Given problem: Pick out the lines below with "Richards" and list them.

Dataset entries:
►

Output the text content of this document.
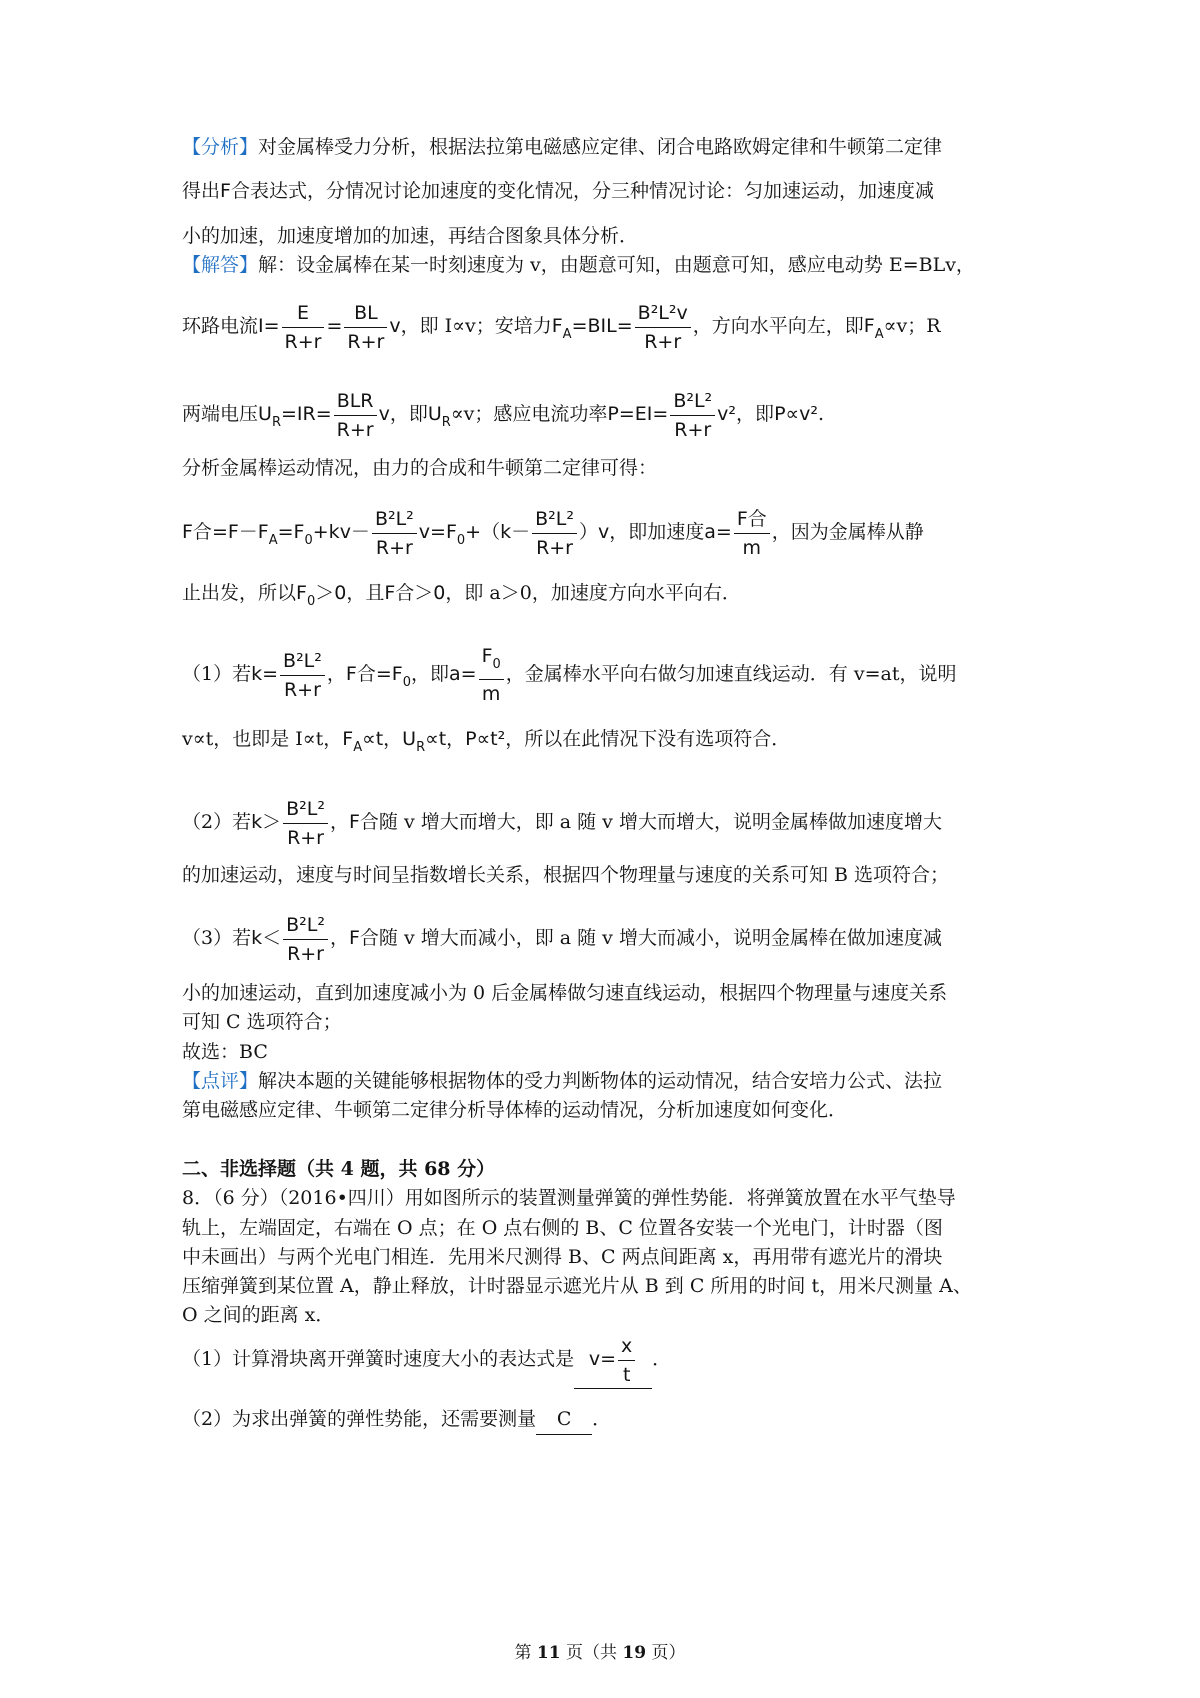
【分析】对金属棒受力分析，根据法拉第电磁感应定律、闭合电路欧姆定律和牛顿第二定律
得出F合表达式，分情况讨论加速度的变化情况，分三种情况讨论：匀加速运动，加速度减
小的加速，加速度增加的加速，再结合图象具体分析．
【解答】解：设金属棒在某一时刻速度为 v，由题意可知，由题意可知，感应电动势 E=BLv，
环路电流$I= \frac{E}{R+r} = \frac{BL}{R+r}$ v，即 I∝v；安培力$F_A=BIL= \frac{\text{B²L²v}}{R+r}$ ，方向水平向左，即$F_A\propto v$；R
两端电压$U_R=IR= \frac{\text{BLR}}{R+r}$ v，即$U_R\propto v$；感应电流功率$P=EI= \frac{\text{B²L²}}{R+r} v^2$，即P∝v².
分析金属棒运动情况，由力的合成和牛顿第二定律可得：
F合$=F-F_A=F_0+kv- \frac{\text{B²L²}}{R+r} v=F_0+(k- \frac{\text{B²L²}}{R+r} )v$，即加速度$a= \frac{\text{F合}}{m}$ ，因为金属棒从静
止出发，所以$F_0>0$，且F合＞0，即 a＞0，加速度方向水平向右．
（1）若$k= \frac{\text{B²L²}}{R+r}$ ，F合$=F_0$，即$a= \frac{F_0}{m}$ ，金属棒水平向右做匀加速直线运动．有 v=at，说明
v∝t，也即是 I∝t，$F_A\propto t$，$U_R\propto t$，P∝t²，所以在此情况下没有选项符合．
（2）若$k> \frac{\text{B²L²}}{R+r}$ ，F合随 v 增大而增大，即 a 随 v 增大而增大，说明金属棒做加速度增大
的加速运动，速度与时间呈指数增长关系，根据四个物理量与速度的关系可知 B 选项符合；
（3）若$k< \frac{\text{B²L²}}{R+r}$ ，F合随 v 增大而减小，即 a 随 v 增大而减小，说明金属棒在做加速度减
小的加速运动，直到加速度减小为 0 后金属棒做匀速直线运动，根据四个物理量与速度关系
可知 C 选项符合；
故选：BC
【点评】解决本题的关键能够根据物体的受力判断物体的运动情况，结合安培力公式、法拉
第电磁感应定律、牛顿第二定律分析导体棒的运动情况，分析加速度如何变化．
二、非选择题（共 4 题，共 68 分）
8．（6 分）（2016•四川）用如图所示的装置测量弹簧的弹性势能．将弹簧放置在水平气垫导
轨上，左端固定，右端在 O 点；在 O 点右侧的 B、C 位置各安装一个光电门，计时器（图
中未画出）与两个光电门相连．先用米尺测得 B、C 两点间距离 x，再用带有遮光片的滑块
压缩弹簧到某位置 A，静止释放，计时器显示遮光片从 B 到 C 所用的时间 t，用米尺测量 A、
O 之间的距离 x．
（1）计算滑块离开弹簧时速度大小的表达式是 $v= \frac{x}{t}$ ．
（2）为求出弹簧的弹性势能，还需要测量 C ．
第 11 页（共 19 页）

◄
►

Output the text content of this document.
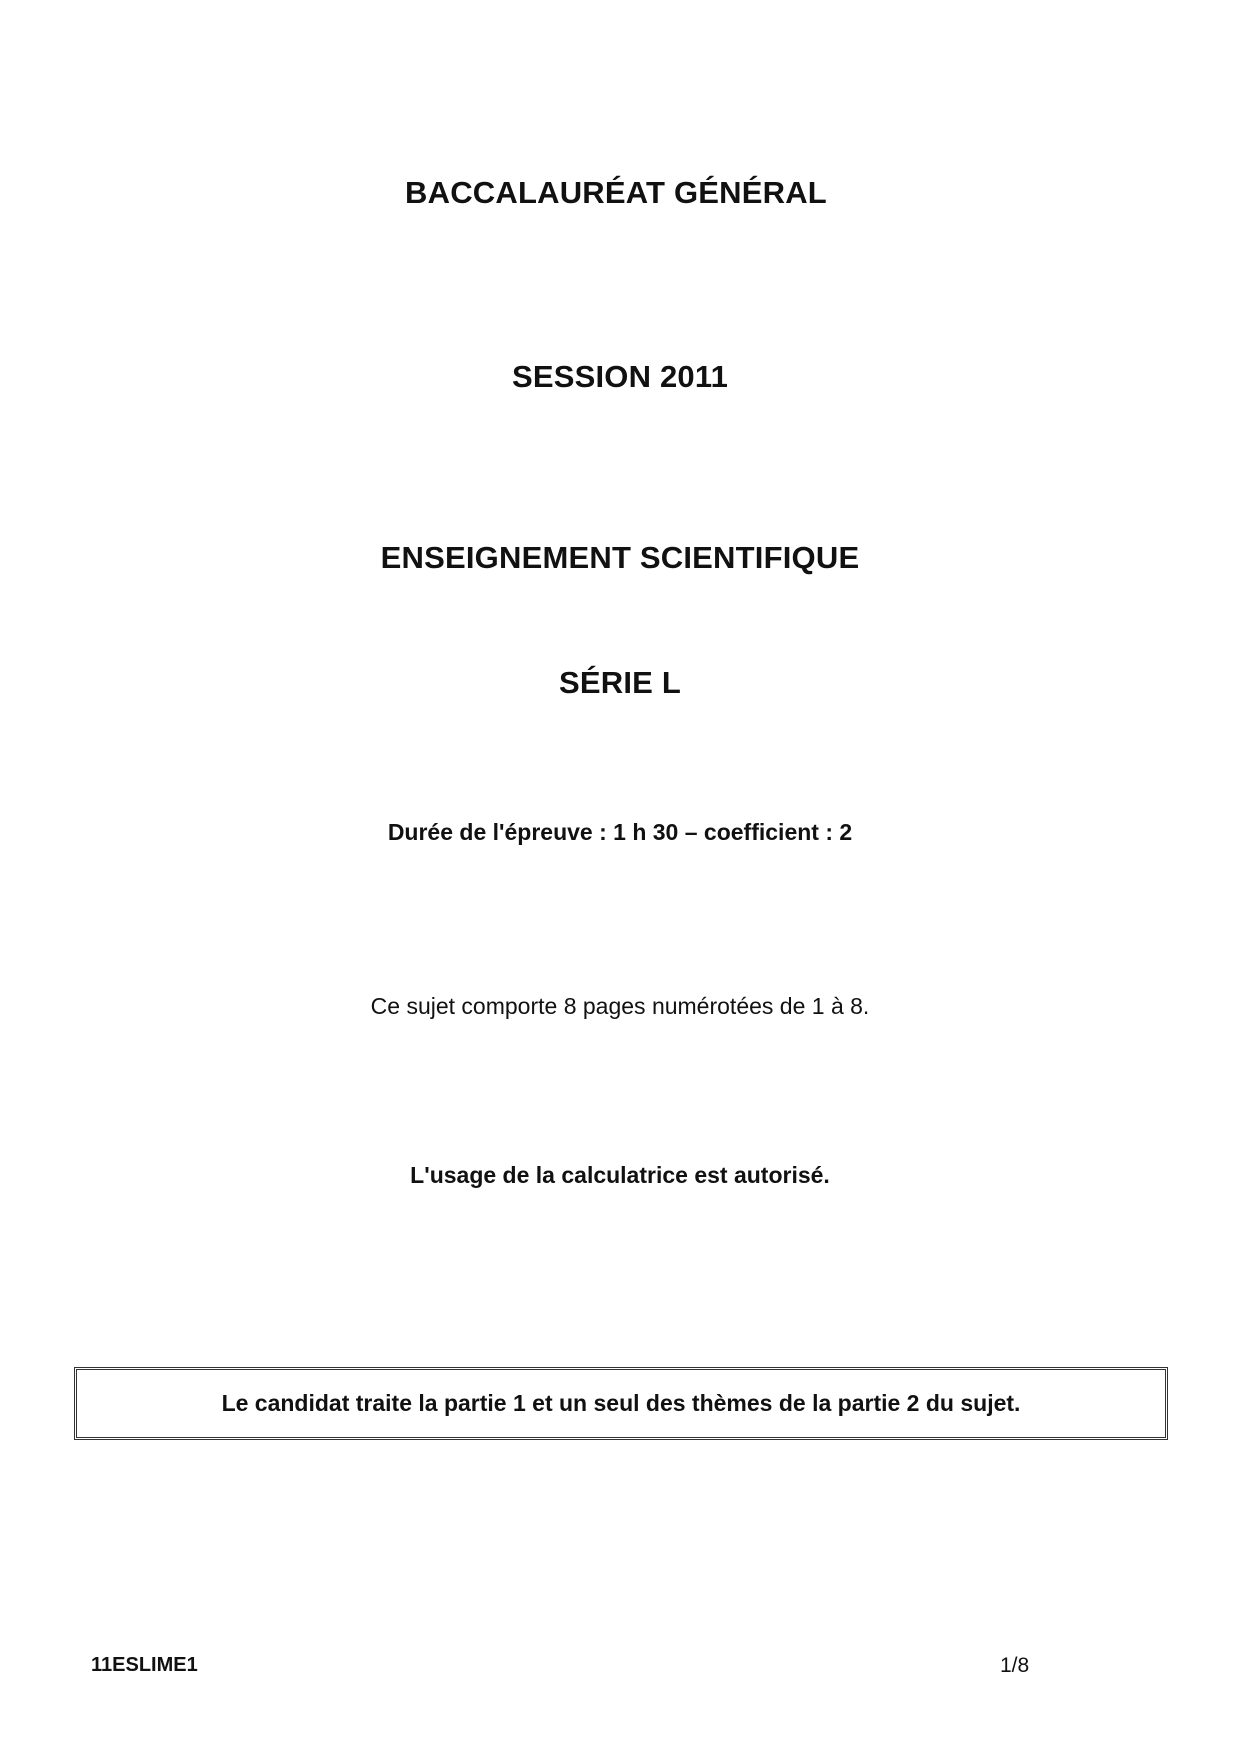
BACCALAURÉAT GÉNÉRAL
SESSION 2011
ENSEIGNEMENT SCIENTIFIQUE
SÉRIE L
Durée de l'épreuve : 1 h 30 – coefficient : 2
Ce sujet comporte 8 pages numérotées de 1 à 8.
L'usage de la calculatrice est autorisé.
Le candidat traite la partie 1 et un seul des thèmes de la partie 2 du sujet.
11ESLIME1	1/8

◄
►

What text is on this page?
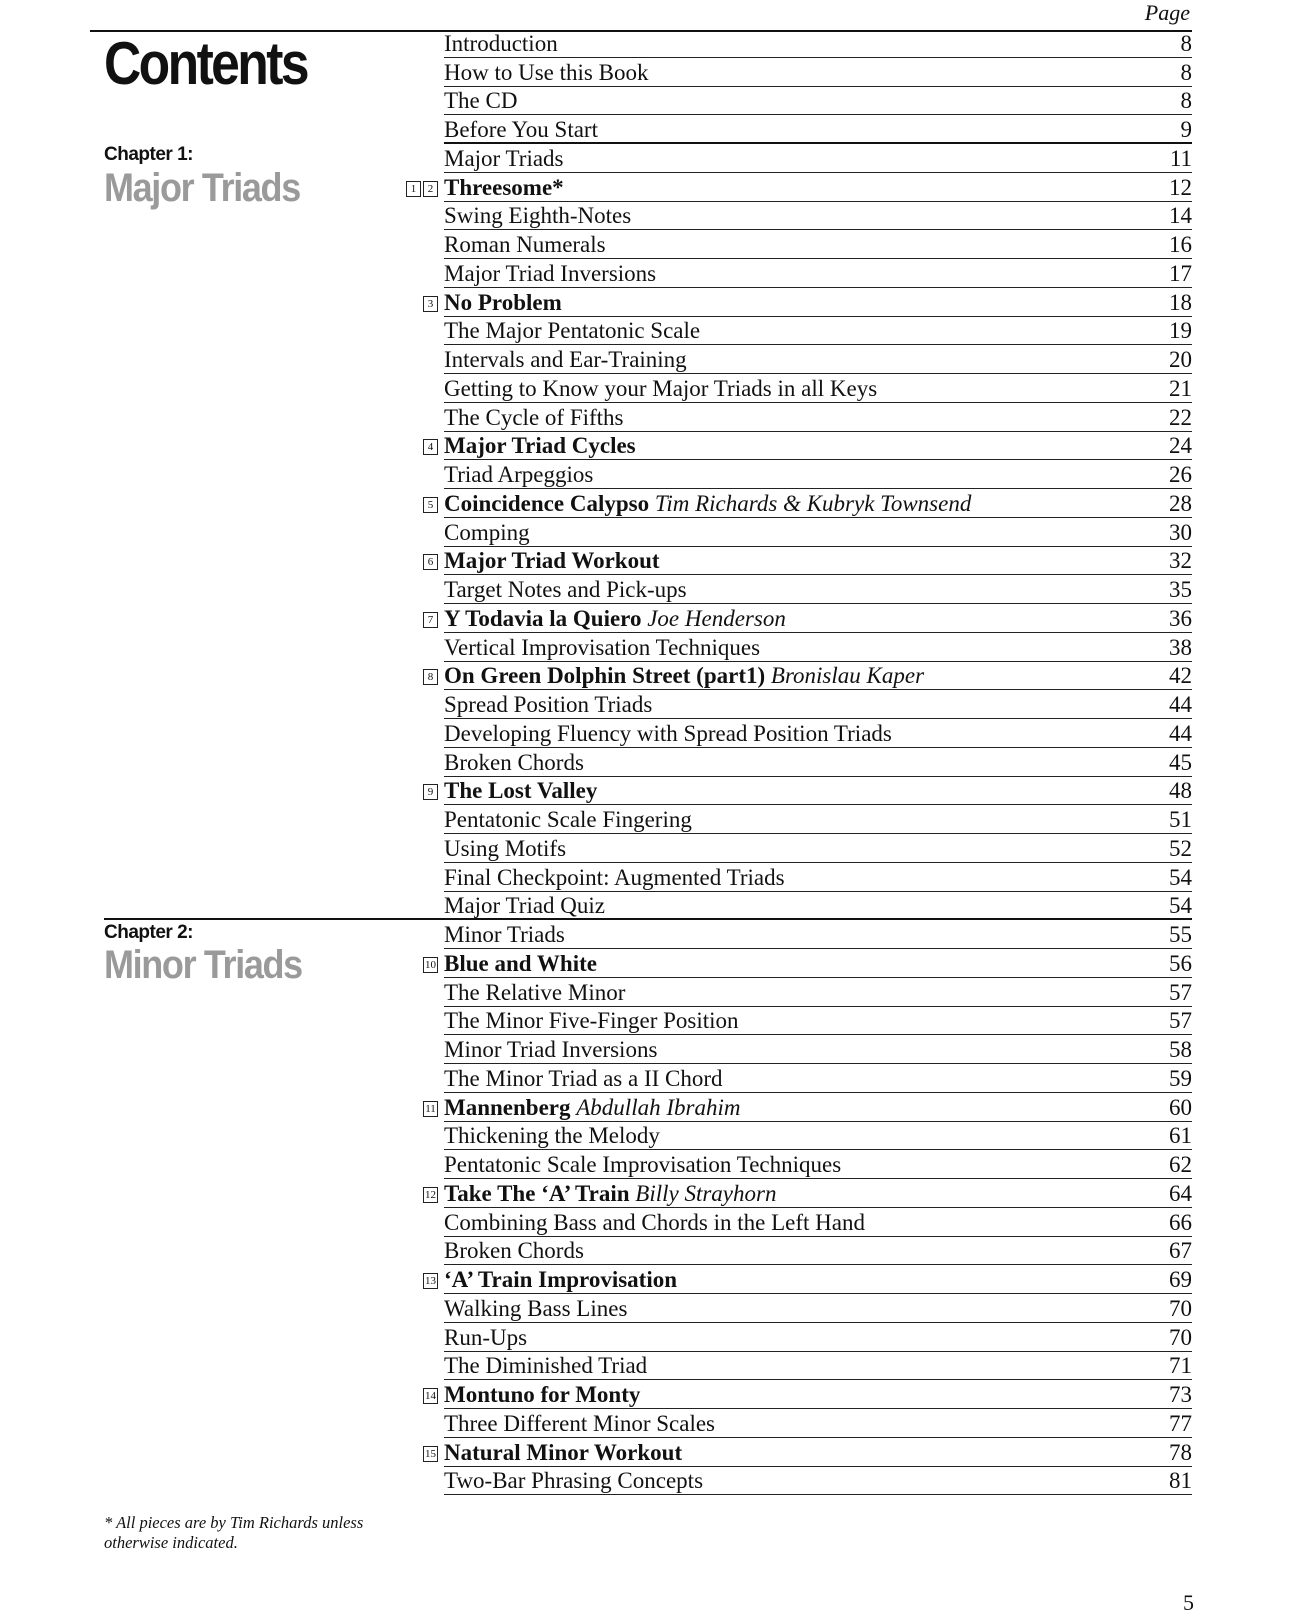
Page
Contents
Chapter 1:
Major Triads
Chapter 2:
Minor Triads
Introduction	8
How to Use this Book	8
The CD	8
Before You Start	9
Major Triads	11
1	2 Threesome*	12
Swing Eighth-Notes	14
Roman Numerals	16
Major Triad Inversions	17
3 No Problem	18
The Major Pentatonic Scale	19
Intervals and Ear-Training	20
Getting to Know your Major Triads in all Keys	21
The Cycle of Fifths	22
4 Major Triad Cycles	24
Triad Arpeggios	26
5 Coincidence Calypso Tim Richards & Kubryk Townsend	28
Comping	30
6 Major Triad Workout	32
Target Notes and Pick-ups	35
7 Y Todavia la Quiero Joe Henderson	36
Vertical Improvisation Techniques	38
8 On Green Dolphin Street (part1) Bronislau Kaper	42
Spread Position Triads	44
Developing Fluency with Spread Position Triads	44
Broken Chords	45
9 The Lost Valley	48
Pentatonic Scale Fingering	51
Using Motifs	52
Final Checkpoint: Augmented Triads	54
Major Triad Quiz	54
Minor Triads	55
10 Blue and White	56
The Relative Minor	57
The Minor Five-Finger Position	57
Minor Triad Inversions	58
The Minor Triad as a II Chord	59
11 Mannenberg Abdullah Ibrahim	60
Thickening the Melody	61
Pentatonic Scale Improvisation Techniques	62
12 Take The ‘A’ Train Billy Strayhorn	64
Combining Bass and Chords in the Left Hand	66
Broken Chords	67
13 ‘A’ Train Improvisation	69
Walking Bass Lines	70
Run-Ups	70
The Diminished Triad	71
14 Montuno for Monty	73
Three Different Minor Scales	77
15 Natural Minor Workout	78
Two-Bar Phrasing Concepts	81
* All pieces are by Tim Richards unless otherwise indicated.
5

◄

Correct result:
5 Coincidence Calypso Tim Richards & Kubryk Townsend	28
* All pieces are by Tim Richards unless otherwise indicated.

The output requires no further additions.